> _GOAL OF THE EXERCISE_
Draw out every line with the word "случаев" from the listing below.

━━ ITEMS

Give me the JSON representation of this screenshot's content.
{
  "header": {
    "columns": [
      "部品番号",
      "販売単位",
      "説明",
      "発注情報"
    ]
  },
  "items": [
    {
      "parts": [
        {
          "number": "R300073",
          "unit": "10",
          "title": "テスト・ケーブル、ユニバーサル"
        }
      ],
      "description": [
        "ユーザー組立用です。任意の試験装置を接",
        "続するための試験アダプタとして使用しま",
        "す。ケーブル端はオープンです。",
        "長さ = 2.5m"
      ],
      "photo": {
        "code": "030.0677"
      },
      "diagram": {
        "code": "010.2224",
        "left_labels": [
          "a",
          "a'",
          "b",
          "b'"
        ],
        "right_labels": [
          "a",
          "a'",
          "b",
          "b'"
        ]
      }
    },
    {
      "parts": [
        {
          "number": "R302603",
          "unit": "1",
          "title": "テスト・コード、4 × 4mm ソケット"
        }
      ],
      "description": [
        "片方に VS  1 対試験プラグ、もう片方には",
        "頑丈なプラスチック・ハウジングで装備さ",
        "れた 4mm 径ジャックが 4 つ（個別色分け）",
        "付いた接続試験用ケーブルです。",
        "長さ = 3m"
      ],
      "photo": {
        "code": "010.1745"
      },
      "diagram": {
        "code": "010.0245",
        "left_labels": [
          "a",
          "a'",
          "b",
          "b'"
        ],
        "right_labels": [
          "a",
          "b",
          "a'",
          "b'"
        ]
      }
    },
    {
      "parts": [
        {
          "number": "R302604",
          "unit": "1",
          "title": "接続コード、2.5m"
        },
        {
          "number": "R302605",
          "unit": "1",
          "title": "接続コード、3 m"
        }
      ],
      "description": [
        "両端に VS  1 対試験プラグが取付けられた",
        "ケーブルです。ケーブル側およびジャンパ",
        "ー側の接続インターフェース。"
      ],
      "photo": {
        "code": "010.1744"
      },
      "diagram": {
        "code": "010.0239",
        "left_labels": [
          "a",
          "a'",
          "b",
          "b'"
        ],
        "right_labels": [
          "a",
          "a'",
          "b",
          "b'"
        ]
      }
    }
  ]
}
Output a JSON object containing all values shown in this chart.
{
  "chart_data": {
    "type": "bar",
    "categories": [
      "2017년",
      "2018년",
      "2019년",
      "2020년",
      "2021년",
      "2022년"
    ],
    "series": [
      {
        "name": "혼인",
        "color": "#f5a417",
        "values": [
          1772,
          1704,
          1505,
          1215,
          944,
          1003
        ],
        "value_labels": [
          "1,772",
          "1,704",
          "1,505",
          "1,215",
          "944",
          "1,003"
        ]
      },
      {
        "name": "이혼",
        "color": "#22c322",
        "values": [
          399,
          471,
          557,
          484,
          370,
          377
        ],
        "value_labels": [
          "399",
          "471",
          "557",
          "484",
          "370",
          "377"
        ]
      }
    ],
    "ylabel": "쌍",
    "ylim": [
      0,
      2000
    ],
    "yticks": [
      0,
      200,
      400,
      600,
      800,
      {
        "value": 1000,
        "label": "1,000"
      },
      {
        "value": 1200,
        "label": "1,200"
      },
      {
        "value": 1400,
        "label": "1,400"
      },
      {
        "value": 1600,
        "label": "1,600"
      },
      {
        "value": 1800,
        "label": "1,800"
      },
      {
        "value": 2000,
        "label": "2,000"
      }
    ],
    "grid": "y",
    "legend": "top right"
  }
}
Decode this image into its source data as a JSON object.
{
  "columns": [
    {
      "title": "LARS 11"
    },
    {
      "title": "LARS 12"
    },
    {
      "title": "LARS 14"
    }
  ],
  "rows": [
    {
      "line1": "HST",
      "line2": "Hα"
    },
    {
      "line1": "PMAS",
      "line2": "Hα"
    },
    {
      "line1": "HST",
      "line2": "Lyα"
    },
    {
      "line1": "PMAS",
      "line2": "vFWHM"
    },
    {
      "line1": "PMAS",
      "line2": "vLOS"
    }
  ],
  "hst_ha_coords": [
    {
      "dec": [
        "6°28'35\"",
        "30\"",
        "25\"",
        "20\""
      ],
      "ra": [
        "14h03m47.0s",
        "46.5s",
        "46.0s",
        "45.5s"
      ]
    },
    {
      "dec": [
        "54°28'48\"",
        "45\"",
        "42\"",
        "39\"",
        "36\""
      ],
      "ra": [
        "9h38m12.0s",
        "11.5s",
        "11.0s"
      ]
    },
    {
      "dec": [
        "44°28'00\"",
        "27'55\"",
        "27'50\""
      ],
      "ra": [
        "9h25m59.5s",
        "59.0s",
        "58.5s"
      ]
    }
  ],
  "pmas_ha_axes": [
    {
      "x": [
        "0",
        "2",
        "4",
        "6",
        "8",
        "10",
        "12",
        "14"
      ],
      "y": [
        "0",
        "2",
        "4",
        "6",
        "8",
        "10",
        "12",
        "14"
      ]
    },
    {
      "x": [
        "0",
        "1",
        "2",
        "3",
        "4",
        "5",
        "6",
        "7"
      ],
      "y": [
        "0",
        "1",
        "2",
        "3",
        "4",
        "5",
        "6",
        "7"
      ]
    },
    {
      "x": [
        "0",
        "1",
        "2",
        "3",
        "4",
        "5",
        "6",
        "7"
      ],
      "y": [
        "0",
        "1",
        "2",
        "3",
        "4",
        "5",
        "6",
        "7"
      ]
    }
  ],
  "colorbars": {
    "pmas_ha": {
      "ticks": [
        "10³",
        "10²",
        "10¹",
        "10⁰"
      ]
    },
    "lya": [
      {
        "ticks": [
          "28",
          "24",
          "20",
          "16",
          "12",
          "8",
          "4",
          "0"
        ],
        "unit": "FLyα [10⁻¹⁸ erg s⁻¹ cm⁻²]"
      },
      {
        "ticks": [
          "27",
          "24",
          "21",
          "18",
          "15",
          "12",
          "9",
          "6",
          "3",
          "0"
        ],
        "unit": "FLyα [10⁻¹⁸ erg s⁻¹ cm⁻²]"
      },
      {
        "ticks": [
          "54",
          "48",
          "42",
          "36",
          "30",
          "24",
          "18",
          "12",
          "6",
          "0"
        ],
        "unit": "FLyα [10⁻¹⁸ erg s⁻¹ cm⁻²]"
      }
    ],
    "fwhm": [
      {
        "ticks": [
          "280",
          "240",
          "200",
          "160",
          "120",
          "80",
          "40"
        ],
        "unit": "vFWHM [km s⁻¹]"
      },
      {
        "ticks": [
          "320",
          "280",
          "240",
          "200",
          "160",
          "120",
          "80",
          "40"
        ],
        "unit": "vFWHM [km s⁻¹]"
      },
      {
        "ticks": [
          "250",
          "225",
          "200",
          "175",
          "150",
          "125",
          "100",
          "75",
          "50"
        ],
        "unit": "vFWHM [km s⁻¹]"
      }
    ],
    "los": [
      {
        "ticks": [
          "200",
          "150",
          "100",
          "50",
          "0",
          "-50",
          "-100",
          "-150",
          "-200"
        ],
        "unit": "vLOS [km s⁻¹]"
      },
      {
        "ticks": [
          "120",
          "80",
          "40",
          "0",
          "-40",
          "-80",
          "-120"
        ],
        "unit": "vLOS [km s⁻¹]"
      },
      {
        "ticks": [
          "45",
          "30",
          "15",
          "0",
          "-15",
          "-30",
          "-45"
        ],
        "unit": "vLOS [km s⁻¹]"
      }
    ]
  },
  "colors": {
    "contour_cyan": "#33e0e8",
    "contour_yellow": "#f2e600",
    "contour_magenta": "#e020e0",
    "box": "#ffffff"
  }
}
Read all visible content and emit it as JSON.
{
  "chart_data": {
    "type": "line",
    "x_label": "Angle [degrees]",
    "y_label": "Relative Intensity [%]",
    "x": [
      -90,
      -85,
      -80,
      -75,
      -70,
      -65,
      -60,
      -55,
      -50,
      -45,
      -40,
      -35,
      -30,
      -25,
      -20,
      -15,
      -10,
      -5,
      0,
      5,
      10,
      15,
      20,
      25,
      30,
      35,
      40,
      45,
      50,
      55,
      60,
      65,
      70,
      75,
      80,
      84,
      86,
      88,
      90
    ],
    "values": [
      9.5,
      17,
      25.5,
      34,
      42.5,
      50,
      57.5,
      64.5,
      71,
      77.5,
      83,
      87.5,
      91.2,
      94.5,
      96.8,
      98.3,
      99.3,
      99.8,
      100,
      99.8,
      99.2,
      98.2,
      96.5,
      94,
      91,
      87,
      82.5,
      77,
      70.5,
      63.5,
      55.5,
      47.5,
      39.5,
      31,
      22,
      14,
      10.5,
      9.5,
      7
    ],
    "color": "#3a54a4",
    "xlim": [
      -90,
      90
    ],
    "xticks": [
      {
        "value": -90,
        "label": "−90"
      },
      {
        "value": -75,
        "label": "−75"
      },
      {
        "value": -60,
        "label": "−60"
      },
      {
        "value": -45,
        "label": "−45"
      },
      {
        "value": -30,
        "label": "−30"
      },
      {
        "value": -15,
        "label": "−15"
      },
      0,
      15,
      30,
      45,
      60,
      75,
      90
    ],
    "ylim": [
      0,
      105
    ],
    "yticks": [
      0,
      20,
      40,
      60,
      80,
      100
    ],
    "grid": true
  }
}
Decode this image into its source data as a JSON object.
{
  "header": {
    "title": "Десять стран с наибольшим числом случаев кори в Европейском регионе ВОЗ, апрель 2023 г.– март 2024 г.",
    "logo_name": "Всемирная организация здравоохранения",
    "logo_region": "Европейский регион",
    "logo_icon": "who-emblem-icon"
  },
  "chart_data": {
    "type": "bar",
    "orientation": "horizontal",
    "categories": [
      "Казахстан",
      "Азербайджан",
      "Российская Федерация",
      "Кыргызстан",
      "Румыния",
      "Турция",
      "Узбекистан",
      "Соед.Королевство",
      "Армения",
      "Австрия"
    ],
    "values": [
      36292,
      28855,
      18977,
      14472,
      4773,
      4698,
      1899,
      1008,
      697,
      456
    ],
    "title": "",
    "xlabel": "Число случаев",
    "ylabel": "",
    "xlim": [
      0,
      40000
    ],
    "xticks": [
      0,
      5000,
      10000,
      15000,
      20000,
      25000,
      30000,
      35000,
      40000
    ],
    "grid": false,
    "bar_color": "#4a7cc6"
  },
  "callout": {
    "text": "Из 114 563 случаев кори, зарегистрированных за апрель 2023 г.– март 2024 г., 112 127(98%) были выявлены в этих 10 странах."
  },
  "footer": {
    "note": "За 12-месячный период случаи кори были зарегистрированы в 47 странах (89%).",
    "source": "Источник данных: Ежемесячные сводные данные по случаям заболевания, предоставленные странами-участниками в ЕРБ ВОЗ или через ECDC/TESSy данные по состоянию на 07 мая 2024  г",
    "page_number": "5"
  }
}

━━━━

> _RESULT OF THE TASK_
    "title": "Десять стран с наибольшим числом случаев кори в Европейском регионе ВОЗ, апрель 2023 г.– март 2024 г.",
    "xlabel": "Число случаев",
    "text": "Из 114 563 случаев кори, зарегистрированных за апрель 2023 г.– март 2024 г., 112 127(98%) были выявлены в этих 10 странах."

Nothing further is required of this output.